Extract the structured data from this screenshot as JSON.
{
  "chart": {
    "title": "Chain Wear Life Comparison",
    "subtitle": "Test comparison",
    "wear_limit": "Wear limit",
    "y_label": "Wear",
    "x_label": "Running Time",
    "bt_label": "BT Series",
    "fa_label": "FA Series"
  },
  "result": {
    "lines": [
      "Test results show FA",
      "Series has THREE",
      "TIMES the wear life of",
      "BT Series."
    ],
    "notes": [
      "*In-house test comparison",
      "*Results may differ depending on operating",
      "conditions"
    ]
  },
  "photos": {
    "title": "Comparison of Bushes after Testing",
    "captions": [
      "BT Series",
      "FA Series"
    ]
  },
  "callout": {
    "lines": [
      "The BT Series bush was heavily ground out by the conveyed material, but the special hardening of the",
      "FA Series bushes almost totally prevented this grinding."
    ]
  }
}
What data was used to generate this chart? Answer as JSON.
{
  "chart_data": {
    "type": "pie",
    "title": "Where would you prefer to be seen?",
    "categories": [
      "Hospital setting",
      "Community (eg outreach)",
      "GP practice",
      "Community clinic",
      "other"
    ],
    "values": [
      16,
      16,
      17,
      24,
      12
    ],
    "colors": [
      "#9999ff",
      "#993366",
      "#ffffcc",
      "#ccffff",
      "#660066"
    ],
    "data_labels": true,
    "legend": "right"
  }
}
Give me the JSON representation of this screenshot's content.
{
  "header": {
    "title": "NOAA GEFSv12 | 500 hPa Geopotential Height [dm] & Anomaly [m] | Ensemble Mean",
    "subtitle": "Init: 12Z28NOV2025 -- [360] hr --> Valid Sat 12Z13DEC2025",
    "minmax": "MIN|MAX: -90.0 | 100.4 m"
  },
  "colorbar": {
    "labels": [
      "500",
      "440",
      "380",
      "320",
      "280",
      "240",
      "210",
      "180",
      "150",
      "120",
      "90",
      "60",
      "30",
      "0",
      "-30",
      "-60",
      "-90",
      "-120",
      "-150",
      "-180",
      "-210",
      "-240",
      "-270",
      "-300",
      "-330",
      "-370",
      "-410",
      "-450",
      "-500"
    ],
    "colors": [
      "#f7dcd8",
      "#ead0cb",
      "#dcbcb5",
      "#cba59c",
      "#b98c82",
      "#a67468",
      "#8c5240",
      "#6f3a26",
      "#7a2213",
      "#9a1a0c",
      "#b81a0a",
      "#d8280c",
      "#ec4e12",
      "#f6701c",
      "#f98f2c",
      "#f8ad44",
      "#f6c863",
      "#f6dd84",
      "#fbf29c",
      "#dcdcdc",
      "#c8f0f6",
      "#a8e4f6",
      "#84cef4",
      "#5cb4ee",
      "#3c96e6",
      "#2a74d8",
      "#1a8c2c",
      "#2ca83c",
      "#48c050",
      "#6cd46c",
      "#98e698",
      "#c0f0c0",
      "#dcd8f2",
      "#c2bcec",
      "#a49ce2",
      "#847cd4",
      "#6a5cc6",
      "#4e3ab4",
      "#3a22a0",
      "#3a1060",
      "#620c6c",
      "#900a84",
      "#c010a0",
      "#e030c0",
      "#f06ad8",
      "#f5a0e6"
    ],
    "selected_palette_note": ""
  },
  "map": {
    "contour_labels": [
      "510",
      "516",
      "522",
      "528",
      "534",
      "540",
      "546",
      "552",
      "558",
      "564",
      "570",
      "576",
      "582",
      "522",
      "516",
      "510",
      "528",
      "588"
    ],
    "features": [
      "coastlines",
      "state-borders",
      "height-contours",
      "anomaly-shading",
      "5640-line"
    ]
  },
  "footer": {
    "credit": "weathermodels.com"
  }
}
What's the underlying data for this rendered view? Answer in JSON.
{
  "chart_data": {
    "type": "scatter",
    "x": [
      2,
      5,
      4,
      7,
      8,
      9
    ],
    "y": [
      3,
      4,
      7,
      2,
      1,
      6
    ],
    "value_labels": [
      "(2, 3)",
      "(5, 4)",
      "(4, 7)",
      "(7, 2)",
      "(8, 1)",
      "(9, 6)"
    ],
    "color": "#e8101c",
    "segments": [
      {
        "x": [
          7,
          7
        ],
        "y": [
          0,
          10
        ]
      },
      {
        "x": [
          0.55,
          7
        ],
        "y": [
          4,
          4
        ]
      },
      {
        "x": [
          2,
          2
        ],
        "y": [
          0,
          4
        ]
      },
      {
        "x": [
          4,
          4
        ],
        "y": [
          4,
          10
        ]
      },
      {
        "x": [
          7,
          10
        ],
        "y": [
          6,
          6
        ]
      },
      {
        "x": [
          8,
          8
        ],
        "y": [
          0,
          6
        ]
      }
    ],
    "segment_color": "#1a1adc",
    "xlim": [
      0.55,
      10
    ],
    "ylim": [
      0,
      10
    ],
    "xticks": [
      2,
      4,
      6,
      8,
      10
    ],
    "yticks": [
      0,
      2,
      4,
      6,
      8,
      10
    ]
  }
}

*What to produce:* Each line containing the word "screenshot" counts once; report the total alone.

*Exercise output:* 2